◆ **Exercise task**
Repeat the rows below word for word, from the first row through the line that contains "point-label: 10 [714,76,742,102]", with both of those lines included.

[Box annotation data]

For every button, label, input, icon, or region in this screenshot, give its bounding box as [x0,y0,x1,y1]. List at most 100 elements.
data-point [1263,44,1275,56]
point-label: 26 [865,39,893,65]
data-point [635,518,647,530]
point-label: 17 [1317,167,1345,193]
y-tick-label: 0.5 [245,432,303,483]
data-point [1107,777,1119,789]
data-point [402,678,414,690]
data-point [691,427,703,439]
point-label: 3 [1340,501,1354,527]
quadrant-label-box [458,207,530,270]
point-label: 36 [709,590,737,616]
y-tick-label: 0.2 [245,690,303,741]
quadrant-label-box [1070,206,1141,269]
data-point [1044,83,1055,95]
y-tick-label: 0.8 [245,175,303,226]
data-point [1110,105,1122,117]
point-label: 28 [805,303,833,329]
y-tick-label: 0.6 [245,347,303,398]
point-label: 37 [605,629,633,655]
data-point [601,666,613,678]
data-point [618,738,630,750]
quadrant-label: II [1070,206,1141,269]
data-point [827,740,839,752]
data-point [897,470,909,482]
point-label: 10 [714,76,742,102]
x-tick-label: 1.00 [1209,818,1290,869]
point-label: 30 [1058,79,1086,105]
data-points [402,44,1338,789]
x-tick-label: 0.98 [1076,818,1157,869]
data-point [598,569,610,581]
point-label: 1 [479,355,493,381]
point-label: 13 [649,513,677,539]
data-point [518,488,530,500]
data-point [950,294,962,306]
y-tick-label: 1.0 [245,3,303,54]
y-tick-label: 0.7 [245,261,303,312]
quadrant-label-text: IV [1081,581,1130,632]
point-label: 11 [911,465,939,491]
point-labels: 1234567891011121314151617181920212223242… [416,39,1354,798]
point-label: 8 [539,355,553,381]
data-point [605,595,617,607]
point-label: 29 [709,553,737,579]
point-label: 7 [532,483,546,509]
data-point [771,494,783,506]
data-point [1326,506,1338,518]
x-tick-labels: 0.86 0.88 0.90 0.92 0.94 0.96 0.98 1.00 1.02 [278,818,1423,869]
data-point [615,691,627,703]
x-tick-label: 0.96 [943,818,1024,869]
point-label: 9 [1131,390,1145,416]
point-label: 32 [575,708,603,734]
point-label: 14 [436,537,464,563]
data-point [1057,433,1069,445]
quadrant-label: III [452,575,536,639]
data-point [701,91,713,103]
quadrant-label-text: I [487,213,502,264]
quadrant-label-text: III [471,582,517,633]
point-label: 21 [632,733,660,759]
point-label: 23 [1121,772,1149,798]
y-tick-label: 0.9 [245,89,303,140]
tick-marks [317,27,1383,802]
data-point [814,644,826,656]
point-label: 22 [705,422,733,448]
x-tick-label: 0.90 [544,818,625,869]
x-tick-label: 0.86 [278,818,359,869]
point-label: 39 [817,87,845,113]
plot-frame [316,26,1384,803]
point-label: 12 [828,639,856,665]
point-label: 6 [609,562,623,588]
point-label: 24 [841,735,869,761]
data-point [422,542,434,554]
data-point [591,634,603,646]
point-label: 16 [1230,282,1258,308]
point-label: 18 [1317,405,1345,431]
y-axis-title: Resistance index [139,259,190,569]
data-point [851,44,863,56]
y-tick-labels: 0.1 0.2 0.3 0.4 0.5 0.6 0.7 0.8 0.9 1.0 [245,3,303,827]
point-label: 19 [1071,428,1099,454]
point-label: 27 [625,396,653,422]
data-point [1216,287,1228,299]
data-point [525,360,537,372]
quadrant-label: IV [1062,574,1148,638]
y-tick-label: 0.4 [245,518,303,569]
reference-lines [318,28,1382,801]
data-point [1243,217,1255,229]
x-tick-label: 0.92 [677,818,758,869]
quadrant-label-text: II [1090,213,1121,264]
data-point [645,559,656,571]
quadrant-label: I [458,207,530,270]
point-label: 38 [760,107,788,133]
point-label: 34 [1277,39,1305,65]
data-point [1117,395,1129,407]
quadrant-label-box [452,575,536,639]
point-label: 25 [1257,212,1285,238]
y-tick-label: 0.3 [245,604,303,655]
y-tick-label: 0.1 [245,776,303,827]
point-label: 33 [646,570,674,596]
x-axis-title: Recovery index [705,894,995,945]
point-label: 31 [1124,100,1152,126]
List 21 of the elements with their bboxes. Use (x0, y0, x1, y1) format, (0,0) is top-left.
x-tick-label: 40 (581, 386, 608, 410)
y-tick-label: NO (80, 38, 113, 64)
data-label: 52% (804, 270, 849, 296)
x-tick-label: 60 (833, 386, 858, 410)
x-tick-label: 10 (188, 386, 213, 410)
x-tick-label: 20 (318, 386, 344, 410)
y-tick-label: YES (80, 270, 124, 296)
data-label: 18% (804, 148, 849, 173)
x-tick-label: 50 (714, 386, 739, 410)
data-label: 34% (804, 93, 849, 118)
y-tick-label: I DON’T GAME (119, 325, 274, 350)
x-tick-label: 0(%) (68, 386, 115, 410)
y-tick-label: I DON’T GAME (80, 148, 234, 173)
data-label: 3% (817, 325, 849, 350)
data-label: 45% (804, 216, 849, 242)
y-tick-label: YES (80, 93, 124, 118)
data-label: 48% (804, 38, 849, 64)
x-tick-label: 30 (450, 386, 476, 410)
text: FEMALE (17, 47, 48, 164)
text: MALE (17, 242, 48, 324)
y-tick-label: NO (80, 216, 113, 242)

◆ **Response**
For every button, label, input, icon, or region in this screenshot, give its bounding box as [x0,y0,x1,y1]. List at most 100 elements.
data-point [1263,44,1275,56]
point-label: 26 [865,39,893,65]
data-point [635,518,647,530]
point-label: 17 [1317,167,1345,193]
y-tick-label: 0.5 [245,432,303,483]
data-point [1107,777,1119,789]
data-point [402,678,414,690]
data-point [691,427,703,439]
point-label: 3 [1340,501,1354,527]
quadrant-label-box [458,207,530,270]
point-label: 36 [709,590,737,616]
y-tick-label: 0.2 [245,690,303,741]
quadrant-label-box [1070,206,1141,269]
data-point [1044,83,1055,95]
y-tick-label: 0.8 [245,175,303,226]
data-point [1110,105,1122,117]
point-label: 28 [805,303,833,329]
y-tick-label: 0.6 [245,347,303,398]
point-label: 37 [605,629,633,655]
data-point [601,666,613,678]
data-point [618,738,630,750]
quadrant-label: II [1070,206,1141,269]
data-point [827,740,839,752]
data-point [897,470,909,482]
point-label: 10 [714,76,742,102]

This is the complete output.